» Set exercise
Summarize the passage below about the documentary Undressing Israel in two sentences.

» Provided passage
(begin)
- Directed by: Michael Lucas Yariv Mozer
- Written by: Daniel Salaris
- Produced by: Michael Lucas
- Release date: 2012;
- Running time: 46 minutes
- Country: Israel
- Language: English / Hebrew

= Undressing Israel: Gay Men in the Promised Land =

Undressing Israel: Gay Men in the Promised Land is a 46-minute documentary written by American adult-film entrepreneur, columnist, gay activist and gay pornographic film director Michael Lucas, and co-directed by Lucas and Israeli director Yariv Mozer. In his debut as a documentary filmmaker, Michael Lucas portrays in this film released in 2012 Israel's thriving GLBT community through footage of Tel Aviv's vibrant nightlife, a same-sex wedding, and candid interviews with a diverse range of local Israeli gay men and lesbians, including a gay MP, an openly gay Army trainer, a drag queen, a transvestite, a young Arab-Israeli journalist, and same-sex parents raising their children and a number of artists and activists.
(end)
» Recorded information
(begin)
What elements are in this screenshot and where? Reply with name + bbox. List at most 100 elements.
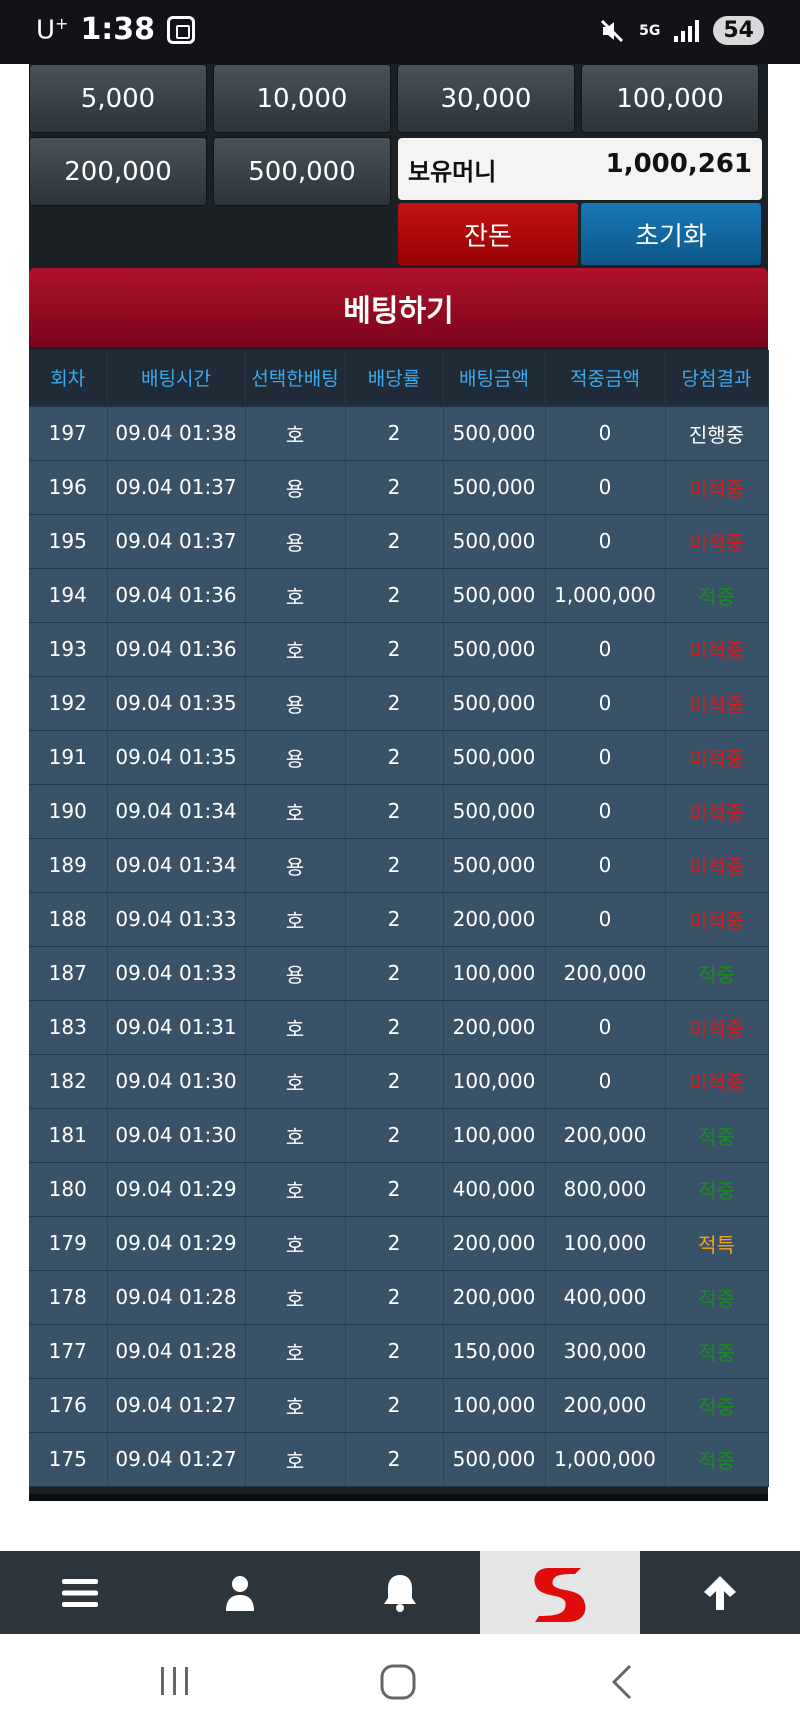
(end)
» Final result
Undressing Israel: Gay Men in the Promised Land is a 46-minute documentary released in 2012 and co-directed by Michael Lucas and Israeli director Yariv Mozer. Lucas's first documentary portrays Israel's thriving GLBT community through footage of Tel Aviv's vibrant nightlife, a same-sex wedding, and candid interviews with diverse local gay men and lesbians, among them a gay MP, an openly gay Army trainer, same-sex parents, and artists and activists.